* **Task description**
Each line containing the word "simples" needs to be copied.

---*---

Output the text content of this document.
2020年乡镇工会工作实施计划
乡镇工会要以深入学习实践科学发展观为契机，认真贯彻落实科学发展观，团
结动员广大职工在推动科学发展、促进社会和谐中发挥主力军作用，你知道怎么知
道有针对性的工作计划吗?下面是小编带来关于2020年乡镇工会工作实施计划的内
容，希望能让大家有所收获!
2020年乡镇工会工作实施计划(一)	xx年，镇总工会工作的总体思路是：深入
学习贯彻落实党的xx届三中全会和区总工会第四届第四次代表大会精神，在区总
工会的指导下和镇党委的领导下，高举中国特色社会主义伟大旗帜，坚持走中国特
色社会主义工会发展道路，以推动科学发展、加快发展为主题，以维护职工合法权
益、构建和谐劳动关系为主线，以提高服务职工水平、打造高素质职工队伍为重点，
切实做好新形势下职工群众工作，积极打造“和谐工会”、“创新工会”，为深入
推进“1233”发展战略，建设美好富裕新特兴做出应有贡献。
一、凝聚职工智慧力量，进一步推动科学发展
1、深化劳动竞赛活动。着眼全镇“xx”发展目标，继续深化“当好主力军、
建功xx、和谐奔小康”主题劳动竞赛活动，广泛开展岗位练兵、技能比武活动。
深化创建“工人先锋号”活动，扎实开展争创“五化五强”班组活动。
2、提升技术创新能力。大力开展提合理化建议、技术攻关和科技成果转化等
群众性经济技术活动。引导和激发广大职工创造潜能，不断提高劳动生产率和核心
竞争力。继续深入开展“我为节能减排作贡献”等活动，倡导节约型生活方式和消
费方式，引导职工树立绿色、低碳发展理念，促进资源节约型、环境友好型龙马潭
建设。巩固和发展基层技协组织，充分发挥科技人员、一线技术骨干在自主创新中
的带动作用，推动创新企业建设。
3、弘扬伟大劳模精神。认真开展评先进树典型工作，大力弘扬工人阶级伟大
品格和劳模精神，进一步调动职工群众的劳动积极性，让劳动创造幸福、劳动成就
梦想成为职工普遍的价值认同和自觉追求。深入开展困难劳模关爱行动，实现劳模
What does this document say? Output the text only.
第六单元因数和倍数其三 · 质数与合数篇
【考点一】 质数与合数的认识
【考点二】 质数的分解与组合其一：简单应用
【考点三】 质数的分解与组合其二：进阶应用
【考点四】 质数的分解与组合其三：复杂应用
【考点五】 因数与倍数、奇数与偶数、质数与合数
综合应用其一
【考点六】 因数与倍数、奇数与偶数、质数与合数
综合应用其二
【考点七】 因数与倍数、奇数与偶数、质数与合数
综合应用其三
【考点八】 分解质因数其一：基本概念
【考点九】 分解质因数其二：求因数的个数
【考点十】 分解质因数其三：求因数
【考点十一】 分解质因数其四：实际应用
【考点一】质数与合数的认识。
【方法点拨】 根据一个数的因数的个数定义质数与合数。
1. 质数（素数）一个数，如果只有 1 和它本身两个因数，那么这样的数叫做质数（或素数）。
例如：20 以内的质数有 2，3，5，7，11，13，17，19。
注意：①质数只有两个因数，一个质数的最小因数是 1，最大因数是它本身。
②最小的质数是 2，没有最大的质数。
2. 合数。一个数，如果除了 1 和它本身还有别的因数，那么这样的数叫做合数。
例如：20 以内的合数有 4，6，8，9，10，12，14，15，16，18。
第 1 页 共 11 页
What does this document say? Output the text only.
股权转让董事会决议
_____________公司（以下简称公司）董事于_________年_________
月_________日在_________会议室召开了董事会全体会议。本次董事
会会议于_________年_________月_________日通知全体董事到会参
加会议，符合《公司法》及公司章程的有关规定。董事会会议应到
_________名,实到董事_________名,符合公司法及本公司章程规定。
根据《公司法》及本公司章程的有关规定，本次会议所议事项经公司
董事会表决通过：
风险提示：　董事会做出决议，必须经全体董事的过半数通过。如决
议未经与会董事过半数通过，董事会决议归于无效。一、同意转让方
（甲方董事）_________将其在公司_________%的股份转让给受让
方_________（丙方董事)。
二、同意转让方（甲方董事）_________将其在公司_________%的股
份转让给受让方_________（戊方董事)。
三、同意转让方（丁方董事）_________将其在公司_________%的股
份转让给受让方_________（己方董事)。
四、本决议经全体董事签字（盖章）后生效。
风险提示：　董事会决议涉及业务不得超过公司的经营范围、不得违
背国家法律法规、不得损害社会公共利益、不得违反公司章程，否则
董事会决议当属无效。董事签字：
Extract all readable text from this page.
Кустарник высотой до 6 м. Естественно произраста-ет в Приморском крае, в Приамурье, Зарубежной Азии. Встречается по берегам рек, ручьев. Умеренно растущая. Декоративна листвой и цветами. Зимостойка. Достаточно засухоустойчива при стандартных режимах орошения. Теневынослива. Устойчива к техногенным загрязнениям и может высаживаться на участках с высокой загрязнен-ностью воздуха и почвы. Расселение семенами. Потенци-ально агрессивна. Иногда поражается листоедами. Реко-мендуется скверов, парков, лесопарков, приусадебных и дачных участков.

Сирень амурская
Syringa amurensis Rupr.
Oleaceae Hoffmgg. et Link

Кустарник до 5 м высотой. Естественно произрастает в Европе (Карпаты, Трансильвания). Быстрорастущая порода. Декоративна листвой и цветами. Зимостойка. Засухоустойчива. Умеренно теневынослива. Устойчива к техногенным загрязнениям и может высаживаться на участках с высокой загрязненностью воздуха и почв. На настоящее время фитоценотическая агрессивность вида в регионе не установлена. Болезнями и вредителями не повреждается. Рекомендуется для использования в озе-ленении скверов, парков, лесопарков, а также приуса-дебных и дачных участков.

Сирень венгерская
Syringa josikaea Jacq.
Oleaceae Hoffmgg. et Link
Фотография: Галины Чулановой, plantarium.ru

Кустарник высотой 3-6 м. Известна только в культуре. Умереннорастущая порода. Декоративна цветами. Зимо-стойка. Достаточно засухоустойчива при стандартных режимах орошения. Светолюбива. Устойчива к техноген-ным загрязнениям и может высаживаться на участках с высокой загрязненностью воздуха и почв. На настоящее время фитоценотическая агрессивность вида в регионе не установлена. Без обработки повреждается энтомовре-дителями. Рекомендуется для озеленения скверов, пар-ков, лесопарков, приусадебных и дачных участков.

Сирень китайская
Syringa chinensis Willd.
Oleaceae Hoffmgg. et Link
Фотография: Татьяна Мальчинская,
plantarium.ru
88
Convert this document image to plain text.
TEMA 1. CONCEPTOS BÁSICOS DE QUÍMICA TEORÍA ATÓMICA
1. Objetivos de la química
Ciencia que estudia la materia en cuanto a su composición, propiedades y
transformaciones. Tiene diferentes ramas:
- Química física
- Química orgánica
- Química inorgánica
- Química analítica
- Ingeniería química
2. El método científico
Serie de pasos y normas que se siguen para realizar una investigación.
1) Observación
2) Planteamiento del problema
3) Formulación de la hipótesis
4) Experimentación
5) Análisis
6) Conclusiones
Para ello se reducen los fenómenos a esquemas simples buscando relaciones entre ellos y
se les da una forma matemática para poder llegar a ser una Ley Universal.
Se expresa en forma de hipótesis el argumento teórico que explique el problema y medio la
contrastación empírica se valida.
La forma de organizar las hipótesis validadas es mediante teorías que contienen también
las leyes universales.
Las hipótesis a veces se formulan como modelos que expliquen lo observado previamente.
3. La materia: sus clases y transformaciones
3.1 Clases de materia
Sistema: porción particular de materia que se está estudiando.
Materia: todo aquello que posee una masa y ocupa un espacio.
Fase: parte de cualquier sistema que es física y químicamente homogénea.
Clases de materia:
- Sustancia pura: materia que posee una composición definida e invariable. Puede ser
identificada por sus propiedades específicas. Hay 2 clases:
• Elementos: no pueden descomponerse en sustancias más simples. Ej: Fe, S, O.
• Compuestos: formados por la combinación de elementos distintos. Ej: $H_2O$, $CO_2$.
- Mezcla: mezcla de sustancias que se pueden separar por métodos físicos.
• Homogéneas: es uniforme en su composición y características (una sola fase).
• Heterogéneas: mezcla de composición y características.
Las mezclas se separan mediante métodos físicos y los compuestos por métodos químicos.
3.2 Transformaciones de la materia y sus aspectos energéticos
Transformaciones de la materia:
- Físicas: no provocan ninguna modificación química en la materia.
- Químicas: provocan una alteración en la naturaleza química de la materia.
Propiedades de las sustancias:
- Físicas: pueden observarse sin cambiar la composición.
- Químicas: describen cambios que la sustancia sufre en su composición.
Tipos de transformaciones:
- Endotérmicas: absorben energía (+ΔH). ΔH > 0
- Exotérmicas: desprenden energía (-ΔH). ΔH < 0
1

---*---

* **Reply to the exercise**
Para ello se reducen los fenómenos a esquemas simples buscando relaciones entre ellos y
• Elementos: no pueden descomponerse en sustancias más simples. Ej: Fe, S, O.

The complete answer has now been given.